Stated problem -
For the copy, please give all of the data again exactly and leave the pictures out.

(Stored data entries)
- - - -
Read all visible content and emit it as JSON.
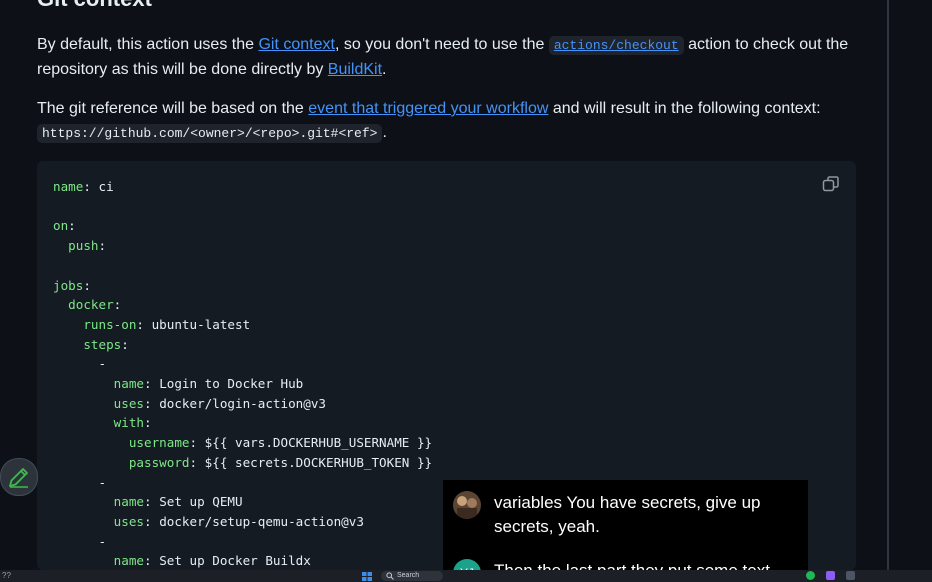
{
  "section": {
    "heading": "Git context"
  },
  "para1": {
    "t1": "By default, this action uses the ",
    "link_git_context": "Git context",
    "t2": ", so you don't need to use the ",
    "code_checkout": "actions/checkout",
    "t3": " action to check out the repository as this will be done directly by ",
    "link_buildkit": "BuildKit",
    "t4": "."
  },
  "para2": {
    "t1": "The git reference will be based on the ",
    "link_event": "event that triggered your workflow",
    "t2": " and will result in the following context: ",
    "code_context": "https://github.com/<owner>/<repo>.git#<ref>",
    "t3": "."
  },
  "code": {
    "copy_icon": "copy-icon",
    "lines": [
      {
        "indent": "",
        "key": "name",
        "sep": ": ",
        "value": "ci"
      },
      {
        "indent": "",
        "key": "",
        "sep": "",
        "value": ""
      },
      {
        "indent": "",
        "key": "on",
        "sep": ":",
        "value": ""
      },
      {
        "indent": "  ",
        "key": "push",
        "sep": ":",
        "value": ""
      },
      {
        "indent": "",
        "key": "",
        "sep": "",
        "value": ""
      },
      {
        "indent": "",
        "key": "jobs",
        "sep": ":",
        "value": ""
      },
      {
        "indent": "  ",
        "key": "docker",
        "sep": ":",
        "value": ""
      },
      {
        "indent": "    ",
        "key": "runs-on",
        "sep": ": ",
        "value": "ubuntu-latest"
      },
      {
        "indent": "    ",
        "key": "steps",
        "sep": ":",
        "value": ""
      },
      {
        "indent": "      ",
        "key": "",
        "sep": "",
        "value": "-"
      },
      {
        "indent": "        ",
        "key": "name",
        "sep": ": ",
        "value": "Login to Docker Hub"
      },
      {
        "indent": "        ",
        "key": "uses",
        "sep": ": ",
        "value": "docker/login-action@v3"
      },
      {
        "indent": "        ",
        "key": "with",
        "sep": ":",
        "value": ""
      },
      {
        "indent": "          ",
        "key": "username",
        "sep": ": ",
        "value": "${{ vars.DOCKERHUB_USERNAME }}"
      },
      {
        "indent": "          ",
        "key": "password",
        "sep": ": ",
        "value": "${{ secrets.DOCKERHUB_TOKEN }}"
      },
      {
        "indent": "      ",
        "key": "",
        "sep": "",
        "value": "-"
      },
      {
        "indent": "        ",
        "key": "name",
        "sep": ": ",
        "value": "Set up QEMU"
      },
      {
        "indent": "        ",
        "key": "uses",
        "sep": ": ",
        "value": "docker/setup-qemu-action@v3"
      },
      {
        "indent": "      ",
        "key": "",
        "sep": "",
        "value": "-"
      },
      {
        "indent": "        ",
        "key": "name",
        "sep": ": ",
        "value": "Set up Docker Buildx"
      }
    ]
  },
  "captions": [
    {
      "avatar": "user-photo-avatar",
      "text": "variables You have secrets, give up secrets, yeah."
    },
    {
      "avatar_initials": "YJ",
      "avatar_color": "#1aa38a",
      "text": "Then the last part they put some text"
    }
  ],
  "taskbar": {
    "search_label": "Search",
    "left_text": "??"
  },
  "colors": {
    "background": "#0d1117",
    "link": "#4493f8",
    "yaml_key": "#7ee787",
    "code_bg": "#151b23"
  }
}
- - - -
Solution to the exercise -
Read all visible content and emit it as JSON.
{
  "section": {
    "heading": "Git context"
  },
  "para1": {
    "t1": "By default, this action uses the ",
    "link_git_context": "Git context",
    "t2": ", so you don't need to use the ",
    "code_checkout": "actions/checkout",
    "t3": " action to check out the repository as this will be done directly by ",
    "link_buildkit": "BuildKit",
    "t4": "."
  },
  "para2": {
    "t1": "The git reference will be based on the ",
    "link_event": "event that triggered your workflow",
    "t2": " and will result in the following context: ",
    "code_context": "https://github.com/<owner>/<repo>.git#<ref>",
    "t3": "."
  },
  "code": {
    "copy_icon": "copy-icon",
    "lines": [
      {
        "indent": "",
        "key": "name",
        "sep": ": ",
        "value": "ci"
      },
      {
        "indent": "",
        "key": "",
        "sep": "",
        "value": ""
      },
      {
        "indent": "",
        "key": "on",
        "sep": ":",
        "value": ""
      },
      {
        "indent": "  ",
        "key": "push",
        "sep": ":",
        "value": ""
      },
      {
        "indent": "",
        "key": "",
        "sep": "",
        "value": ""
      },
      {
        "indent": "",
        "key": "jobs",
        "sep": ":",
        "value": ""
      },
      {
        "indent": "  ",
        "key": "docker",
        "sep": ":",
        "value": ""
      },
      {
        "indent": "    ",
        "key": "runs-on",
        "sep": ": ",
        "value": "ubuntu-latest"
      },
      {
        "indent": "    ",
        "key": "steps",
        "sep": ":",
        "value": ""
      },
      {
        "indent": "      ",
        "key": "",
        "sep": "",
        "value": "-"
      },
      {
        "indent": "        ",
        "key": "name",
        "sep": ": ",
        "value": "Login to Docker Hub"
      },
      {
        "indent": "        ",
        "key": "uses",
        "sep": ": ",
        "value": "docker/login-action@v3"
      },
      {
        "indent": "        ",
        "key": "with",
        "sep": ":",
        "value": ""
      },
      {
        "indent": "          ",
        "key": "username",
        "sep": ": ",
        "value": "${{ vars.DOCKERHUB_USERNAME }}"
      },
      {
        "indent": "          ",
        "key": "password",
        "sep": ": ",
        "value": "${{ secrets.DOCKERHUB_TOKEN }}"
      },
      {
        "indent": "      ",
        "key": "",
        "sep": "",
        "value": "-"
      },
      {
        "indent": "        ",
        "key": "name",
        "sep": ": ",
        "value": "Set up QEMU"
      },
      {
        "indent": "        ",
        "key": "uses",
        "sep": ": ",
        "value": "docker/setup-qemu-action@v3"
      },
      {
        "indent": "      ",
        "key": "",
        "sep": "",
        "value": "-"
      },
      {
        "indent": "        ",
        "key": "name",
        "sep": ": ",
        "value": "Set up Docker Buildx"
      }
    ]
  },
  "captions": [
    {
      "avatar": "user-photo-avatar",
      "text": "variables You have secrets, give up secrets, yeah."
    },
    {
      "avatar_initials": "YJ",
      "avatar_color": "#1aa38a",
      "text": "Then the last part they put some text"
    }
  ],
  "taskbar": {
    "search_label": "Search",
    "left_text": "??"
  },
  "colors": {
    "background": "#0d1117",
    "link": "#4493f8",
    "yaml_key": "#7ee787",
    "code_bg": "#151b23"
  }
}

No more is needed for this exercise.